- **Exercise aim**
Will you transcribe all the entries word for word, skipping the pictures they hold?

Collected data:
· · · · ·

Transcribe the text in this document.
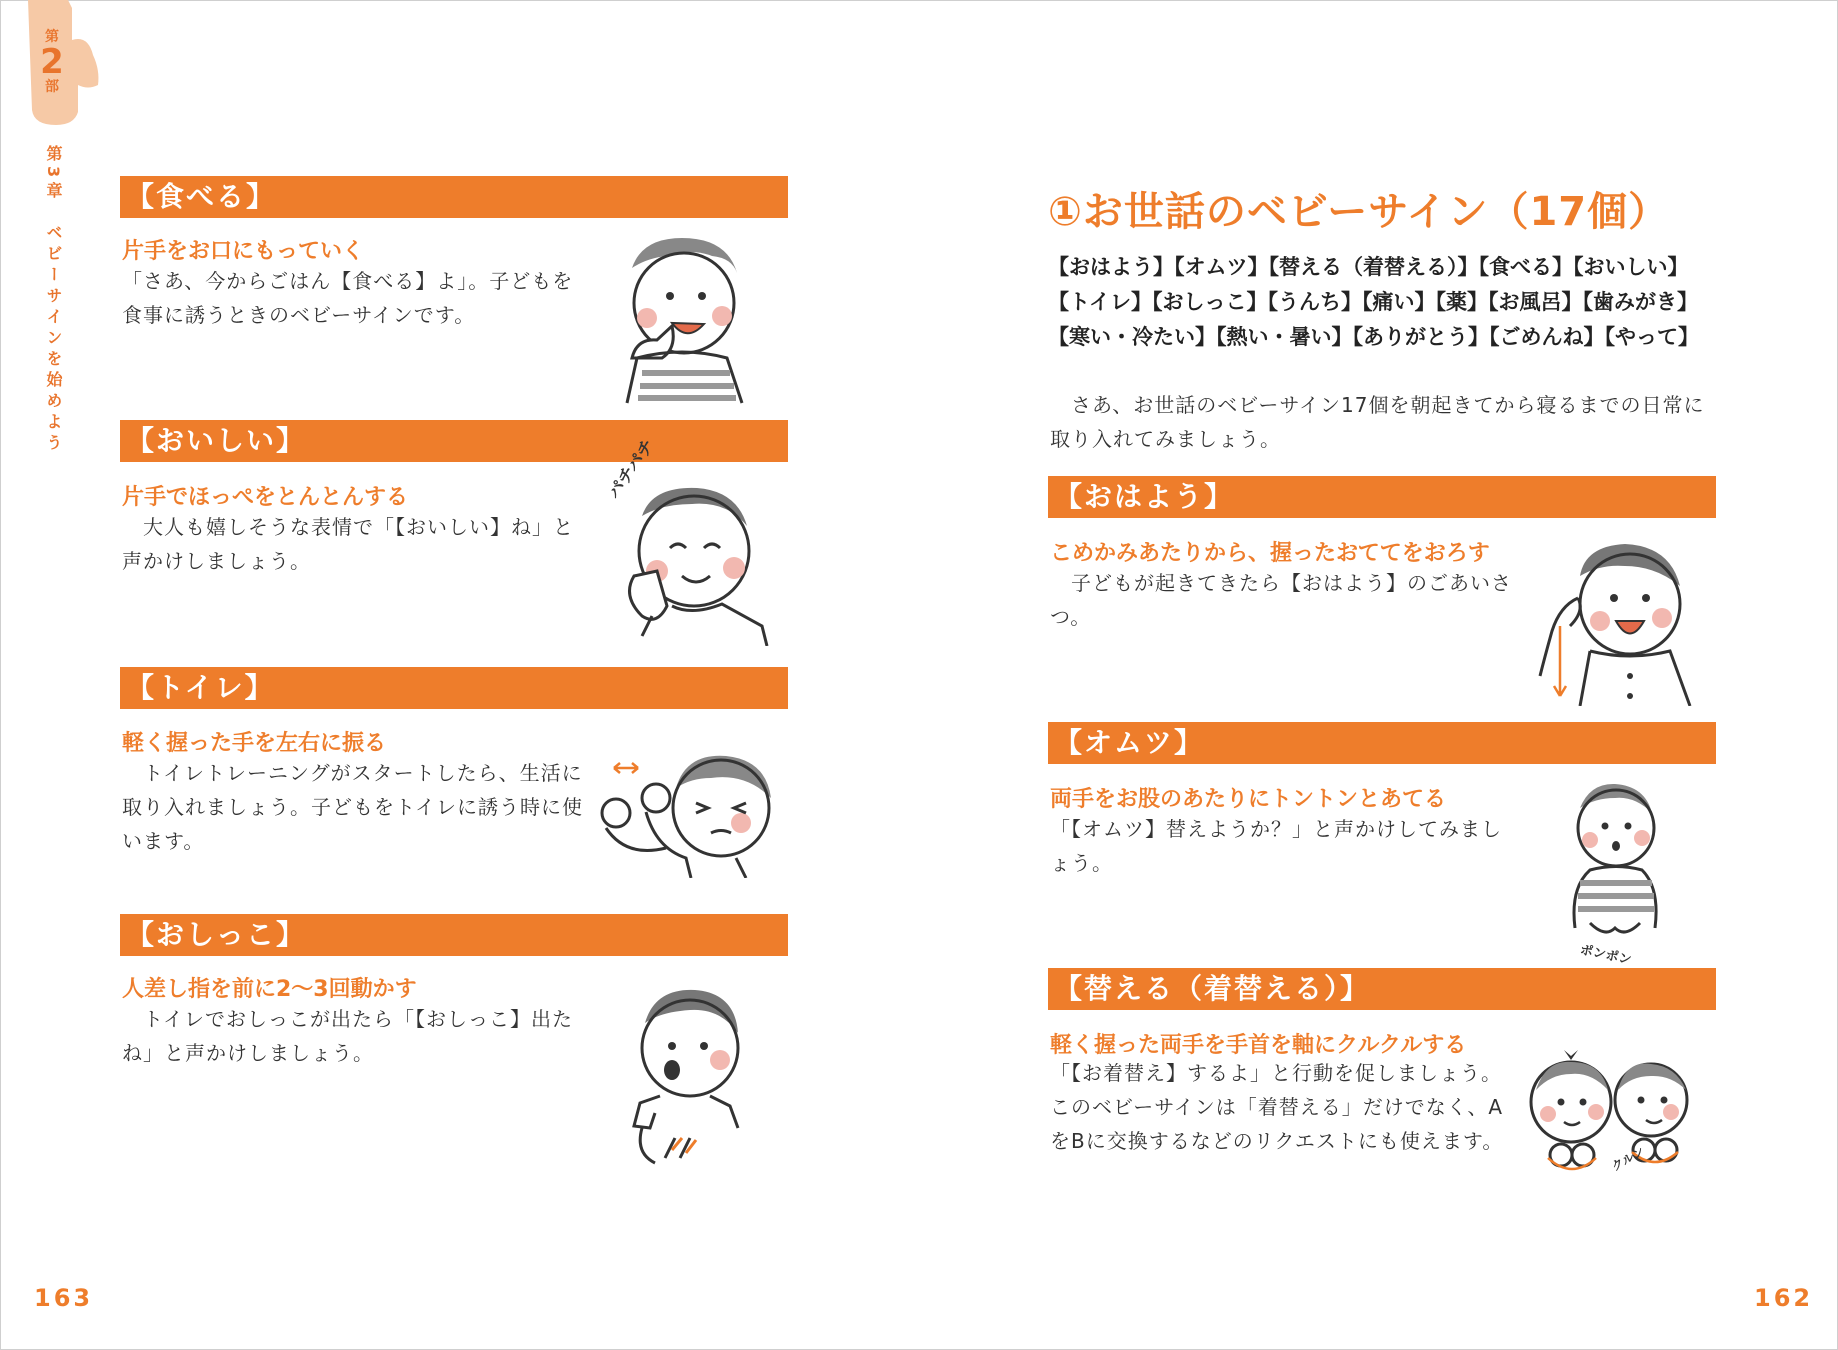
第
2
部
第3章　ベビーサインを始めよう 【食べる】
片手をお口にもっていく
「さあ、今からごはん【食べる】よ」。子どもを食事に誘うときのベビーサインです。
【おいしい】
片手でほっぺをとんとんする
　大人も嬉しそうな表情で「【おいしい】ね」と声かけしましょう。
パチパチ
【トイレ】
軽く握った手を左右に振る
　トイレトレーニングがスタートしたら、生活に取り入れましょう。子どもをトイレに誘う時に使います。
【おしっこ】
人差し指を前に2〜3回動かす
　トイレでおしっこが出たら「【おしっこ】出たね」と声かけしましょう。
①お世話のベビーサイン（17個）
【おはよう】【オムツ】【替える（着替える）】【食べる】【おいしい】
【トイレ】【おしっこ】【うんち】【痛い】【薬】【お風呂】【歯みがき】
【寒い・冷たい】【熱い・暑い】【ありがとう】【ごめんね】【やって】
　さあ、お世話のベビーサイン17個を朝起きてから寝るまでの日常に取り入れてみましょう。
【おはよう】
こめかみあたりから、握ったおててをおろす
　子どもが起きてきたら【おはよう】のごあいさつ。
【オムツ】
両手をお股のあたりにトントンとあてる
「【オムツ】替えようか？」と声かけしてみましょう。
ポンポン
【替える（着替える）】
軽く握った両手を手首を軸にクルクルする
「【お着替え】するよ」と行動を促しましょう。このベビーサインは「着替える」だけでなく、AをBに交換するなどのリクエストにも使えます。
クルン
163	162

· · · · ·

- **Response to this task**
Transcribe the text in this document.
第
2
部
第3章　ベビーサインを始めよう 【食べる】
片手をお口にもっていく
「さあ、今からごはん【食べる】よ」。子どもを食事に誘うときのベビーサインです。
【おいしい】
片手でほっぺをとんとんする
　大人も嬉しそうな表情で「【おいしい】ね」と声かけしましょう。
パチパチ
【トイレ】
軽く握った手を左右に振る
　トイレトレーニングがスタートしたら、生活に取り入れましょう。子どもをトイレに誘う時に使います。
【おしっこ】
人差し指を前に2〜3回動かす
　トイレでおしっこが出たら「【おしっこ】出たね」と声かけしましょう。
①お世話のベビーサイン（17個）
【おはよう】【オムツ】【替える（着替える）】【食べる】【おいしい】
【トイレ】【おしっこ】【うんち】【痛い】【薬】【お風呂】【歯みがき】
【寒い・冷たい】【熱い・暑い】【ありがとう】【ごめんね】【やって】
　さあ、お世話のベビーサイン17個を朝起きてから寝るまでの日常に取り入れてみましょう。
【おはよう】
こめかみあたりから、握ったおててをおろす
　子どもが起きてきたら【おはよう】のごあいさつ。
【オムツ】
両手をお股のあたりにトントンとあてる
「【オムツ】替えようか？」と声かけしてみましょう。
ポンポン
【替える（着替える）】
軽く握った両手を手首を軸にクルクルする
「【お着替え】するよ」と行動を促しましょう。このベビーサインは「着替える」だけでなく、AをBに交換するなどのリクエストにも使えます。
クルン
163	162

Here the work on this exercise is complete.